■ **Your objective**
Collect all the lines that mention the word "Aufenthalte".

[Records]
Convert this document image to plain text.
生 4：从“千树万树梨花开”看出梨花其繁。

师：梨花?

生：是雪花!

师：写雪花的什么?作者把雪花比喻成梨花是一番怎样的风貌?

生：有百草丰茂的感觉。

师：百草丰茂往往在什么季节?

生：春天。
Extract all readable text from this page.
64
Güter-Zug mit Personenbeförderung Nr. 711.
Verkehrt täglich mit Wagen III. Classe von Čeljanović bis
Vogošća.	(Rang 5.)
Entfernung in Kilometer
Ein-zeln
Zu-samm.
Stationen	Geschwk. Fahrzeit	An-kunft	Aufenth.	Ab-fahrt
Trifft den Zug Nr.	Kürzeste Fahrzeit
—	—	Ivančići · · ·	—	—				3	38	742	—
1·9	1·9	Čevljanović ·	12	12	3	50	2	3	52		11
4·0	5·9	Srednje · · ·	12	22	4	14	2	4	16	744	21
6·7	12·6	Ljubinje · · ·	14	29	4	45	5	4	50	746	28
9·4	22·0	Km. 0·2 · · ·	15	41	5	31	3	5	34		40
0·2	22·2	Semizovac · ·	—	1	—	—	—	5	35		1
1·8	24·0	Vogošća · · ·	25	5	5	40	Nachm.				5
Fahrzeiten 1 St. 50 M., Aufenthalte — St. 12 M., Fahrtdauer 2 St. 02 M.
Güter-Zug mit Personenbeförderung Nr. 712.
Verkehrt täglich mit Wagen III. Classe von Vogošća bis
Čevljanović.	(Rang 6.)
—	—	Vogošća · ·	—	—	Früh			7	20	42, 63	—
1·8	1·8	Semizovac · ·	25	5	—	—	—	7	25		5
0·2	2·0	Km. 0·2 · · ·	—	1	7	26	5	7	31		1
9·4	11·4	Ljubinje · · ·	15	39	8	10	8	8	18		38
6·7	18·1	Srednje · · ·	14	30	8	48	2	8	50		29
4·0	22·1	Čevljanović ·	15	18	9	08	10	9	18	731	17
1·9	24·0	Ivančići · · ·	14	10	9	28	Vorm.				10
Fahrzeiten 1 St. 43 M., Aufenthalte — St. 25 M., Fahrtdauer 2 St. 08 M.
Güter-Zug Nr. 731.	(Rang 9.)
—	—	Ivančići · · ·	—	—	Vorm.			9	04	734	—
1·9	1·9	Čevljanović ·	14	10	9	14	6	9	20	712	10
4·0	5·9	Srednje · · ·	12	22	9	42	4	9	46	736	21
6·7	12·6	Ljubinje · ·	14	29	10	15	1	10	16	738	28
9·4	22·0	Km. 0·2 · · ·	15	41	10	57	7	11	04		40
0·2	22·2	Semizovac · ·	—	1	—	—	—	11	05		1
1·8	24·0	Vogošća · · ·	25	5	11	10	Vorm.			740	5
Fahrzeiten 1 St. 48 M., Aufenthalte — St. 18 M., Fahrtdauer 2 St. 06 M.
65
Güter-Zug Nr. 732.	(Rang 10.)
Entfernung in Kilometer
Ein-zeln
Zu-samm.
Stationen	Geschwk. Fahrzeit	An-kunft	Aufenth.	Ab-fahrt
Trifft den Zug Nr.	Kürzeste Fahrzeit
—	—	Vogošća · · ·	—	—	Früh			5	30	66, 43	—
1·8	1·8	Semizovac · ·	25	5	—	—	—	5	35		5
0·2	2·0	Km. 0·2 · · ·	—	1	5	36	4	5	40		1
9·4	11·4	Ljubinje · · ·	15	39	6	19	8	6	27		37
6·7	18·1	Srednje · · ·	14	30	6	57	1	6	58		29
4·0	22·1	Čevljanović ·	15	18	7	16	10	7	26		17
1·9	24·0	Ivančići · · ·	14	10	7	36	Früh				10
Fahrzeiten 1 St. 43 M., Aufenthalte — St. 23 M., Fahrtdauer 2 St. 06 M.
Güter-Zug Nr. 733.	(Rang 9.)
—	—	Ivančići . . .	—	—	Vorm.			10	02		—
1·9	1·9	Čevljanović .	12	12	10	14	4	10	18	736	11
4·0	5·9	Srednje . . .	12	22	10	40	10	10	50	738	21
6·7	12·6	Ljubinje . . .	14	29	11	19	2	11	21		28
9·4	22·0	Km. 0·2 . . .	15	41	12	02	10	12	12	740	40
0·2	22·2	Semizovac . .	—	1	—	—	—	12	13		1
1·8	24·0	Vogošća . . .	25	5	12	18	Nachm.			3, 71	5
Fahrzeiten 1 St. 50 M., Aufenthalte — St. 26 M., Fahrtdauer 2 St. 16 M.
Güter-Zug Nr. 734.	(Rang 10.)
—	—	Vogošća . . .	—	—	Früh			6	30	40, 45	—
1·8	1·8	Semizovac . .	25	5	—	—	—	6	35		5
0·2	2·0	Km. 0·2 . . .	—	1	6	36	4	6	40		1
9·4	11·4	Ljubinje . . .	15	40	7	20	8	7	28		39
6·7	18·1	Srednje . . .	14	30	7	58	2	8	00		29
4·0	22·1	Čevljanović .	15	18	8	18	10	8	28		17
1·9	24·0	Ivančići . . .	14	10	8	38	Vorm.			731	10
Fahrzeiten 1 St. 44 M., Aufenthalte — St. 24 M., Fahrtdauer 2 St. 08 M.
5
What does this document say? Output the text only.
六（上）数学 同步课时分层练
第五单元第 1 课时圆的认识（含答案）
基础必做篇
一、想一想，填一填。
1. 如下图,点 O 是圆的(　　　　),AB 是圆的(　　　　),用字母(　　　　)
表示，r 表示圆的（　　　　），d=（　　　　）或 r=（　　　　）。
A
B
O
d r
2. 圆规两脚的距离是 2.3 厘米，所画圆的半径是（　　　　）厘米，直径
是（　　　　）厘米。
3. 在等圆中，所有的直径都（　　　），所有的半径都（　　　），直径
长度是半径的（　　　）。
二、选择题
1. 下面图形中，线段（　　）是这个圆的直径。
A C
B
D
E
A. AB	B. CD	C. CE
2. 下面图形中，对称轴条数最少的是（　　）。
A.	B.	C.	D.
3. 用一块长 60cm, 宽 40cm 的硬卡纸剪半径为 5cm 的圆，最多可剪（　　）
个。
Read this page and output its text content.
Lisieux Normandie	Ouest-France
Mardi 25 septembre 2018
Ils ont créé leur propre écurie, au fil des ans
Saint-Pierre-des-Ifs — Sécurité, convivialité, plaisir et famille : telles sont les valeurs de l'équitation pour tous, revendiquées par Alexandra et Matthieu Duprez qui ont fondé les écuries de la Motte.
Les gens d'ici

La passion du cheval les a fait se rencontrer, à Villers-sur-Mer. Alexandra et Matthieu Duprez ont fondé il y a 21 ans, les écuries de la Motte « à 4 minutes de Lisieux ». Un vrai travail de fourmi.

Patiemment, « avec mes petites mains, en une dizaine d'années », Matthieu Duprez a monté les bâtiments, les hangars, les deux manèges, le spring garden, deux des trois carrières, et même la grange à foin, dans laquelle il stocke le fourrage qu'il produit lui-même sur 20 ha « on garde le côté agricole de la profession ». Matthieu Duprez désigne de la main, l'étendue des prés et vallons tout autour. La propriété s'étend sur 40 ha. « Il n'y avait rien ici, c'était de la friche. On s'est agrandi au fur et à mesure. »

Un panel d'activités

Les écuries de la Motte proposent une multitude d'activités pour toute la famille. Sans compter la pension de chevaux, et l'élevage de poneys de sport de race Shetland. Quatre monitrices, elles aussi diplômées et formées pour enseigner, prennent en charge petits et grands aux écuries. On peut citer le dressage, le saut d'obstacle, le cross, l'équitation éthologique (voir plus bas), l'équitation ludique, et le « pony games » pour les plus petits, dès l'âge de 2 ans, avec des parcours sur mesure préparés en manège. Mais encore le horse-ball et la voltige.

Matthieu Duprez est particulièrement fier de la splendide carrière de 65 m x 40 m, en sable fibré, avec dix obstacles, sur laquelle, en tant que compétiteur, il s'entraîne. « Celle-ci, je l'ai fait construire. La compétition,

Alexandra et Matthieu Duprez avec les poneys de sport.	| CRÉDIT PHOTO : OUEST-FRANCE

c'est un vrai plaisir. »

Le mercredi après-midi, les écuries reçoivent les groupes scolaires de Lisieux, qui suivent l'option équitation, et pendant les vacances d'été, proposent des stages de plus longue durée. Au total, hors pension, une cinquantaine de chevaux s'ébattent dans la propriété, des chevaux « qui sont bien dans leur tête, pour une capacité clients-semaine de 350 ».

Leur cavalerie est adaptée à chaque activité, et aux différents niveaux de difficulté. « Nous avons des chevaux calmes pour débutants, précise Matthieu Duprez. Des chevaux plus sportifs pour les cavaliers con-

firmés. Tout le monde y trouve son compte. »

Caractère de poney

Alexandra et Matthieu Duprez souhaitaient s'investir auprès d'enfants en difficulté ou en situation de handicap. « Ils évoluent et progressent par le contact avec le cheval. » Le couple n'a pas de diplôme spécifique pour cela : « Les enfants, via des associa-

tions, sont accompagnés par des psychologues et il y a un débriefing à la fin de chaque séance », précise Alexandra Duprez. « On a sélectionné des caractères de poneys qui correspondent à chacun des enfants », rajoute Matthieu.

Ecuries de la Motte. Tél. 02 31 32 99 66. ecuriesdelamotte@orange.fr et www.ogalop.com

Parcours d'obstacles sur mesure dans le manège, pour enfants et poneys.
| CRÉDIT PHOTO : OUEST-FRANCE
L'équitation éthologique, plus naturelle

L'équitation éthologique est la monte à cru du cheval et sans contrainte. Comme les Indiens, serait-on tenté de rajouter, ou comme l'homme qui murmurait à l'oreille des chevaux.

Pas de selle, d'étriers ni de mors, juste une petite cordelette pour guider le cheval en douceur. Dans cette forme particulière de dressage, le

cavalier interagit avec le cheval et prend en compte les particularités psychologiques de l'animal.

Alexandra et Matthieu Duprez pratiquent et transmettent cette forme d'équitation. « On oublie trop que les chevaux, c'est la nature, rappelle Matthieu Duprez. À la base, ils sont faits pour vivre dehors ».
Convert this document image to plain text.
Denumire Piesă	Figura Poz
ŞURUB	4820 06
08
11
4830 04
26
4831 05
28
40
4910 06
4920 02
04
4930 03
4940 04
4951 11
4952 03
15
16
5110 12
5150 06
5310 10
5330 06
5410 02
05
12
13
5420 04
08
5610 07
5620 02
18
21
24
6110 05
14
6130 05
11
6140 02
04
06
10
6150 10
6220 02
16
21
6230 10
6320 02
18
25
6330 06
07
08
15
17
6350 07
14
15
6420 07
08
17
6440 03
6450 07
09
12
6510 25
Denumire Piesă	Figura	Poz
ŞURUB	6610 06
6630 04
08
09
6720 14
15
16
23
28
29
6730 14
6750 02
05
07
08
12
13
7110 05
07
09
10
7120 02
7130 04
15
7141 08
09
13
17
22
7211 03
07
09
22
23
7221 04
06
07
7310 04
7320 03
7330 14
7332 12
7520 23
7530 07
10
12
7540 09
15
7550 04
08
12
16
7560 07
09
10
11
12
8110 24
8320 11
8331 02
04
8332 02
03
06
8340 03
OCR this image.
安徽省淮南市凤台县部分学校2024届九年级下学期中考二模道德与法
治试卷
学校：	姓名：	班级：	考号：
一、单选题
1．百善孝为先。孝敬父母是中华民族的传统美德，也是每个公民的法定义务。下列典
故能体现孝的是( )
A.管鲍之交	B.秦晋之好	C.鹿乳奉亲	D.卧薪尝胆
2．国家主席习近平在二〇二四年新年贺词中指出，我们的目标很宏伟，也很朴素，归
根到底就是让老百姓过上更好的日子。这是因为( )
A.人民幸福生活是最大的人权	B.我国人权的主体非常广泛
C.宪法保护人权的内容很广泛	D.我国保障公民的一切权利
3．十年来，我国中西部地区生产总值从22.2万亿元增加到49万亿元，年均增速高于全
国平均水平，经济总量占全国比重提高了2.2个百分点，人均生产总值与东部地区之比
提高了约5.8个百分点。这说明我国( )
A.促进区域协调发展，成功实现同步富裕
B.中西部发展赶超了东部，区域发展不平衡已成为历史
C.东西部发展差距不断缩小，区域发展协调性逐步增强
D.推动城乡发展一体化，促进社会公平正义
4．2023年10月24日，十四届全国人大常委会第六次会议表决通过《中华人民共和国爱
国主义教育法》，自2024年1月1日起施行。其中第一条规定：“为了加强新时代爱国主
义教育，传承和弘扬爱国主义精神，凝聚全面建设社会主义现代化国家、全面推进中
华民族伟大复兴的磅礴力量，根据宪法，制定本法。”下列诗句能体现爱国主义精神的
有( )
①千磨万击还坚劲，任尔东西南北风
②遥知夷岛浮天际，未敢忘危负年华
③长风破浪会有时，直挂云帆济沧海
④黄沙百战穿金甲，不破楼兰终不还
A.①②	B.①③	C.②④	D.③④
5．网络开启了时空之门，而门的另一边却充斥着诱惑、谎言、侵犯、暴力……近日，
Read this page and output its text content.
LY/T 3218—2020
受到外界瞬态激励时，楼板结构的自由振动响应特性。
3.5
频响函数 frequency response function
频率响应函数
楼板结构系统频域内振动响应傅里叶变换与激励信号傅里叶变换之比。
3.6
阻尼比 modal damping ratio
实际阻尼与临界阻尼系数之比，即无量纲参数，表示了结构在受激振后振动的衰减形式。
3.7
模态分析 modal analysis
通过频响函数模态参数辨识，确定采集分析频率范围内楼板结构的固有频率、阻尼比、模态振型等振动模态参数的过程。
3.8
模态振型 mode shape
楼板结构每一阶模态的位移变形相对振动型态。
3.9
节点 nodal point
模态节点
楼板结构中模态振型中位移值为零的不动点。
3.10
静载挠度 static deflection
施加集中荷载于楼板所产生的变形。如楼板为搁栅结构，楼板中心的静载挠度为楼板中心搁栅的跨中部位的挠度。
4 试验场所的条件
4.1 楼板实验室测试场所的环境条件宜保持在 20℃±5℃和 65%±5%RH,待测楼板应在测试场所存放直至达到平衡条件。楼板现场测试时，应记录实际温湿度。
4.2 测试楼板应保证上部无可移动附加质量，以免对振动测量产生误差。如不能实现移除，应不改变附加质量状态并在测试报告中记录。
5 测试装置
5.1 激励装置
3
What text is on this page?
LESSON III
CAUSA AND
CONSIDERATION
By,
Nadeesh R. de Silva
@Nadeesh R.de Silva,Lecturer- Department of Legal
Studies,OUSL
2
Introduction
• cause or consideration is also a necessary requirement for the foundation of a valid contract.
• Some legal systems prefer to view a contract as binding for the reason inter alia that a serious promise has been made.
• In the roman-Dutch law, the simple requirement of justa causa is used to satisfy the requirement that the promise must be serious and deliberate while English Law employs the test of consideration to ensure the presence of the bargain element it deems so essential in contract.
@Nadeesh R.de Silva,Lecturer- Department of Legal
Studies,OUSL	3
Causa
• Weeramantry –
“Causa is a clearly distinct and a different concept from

■ **Solved problem**
Fahrzeiten 1 St. 50 M., Aufenthalte — St. 12 M., Fahrtdauer 2 St. 02 M.
Fahrzeiten 1 St. 43 M., Aufenthalte — St. 25 M., Fahrtdauer 2 St. 08 M.
Fahrzeiten 1 St. 48 M., Aufenthalte — St. 18 M., Fahrtdauer 2 St. 06 M.
Fahrzeiten 1 St. 43 M., Aufenthalte — St. 23 M., Fahrtdauer 2 St. 06 M.
Fahrzeiten 1 St. 50 M., Aufenthalte — St. 26 M., Fahrtdauer 2 St. 16 M.
Fahrzeiten 1 St. 44 M., Aufenthalte — St. 24 M., Fahrtdauer 2 St. 08 M.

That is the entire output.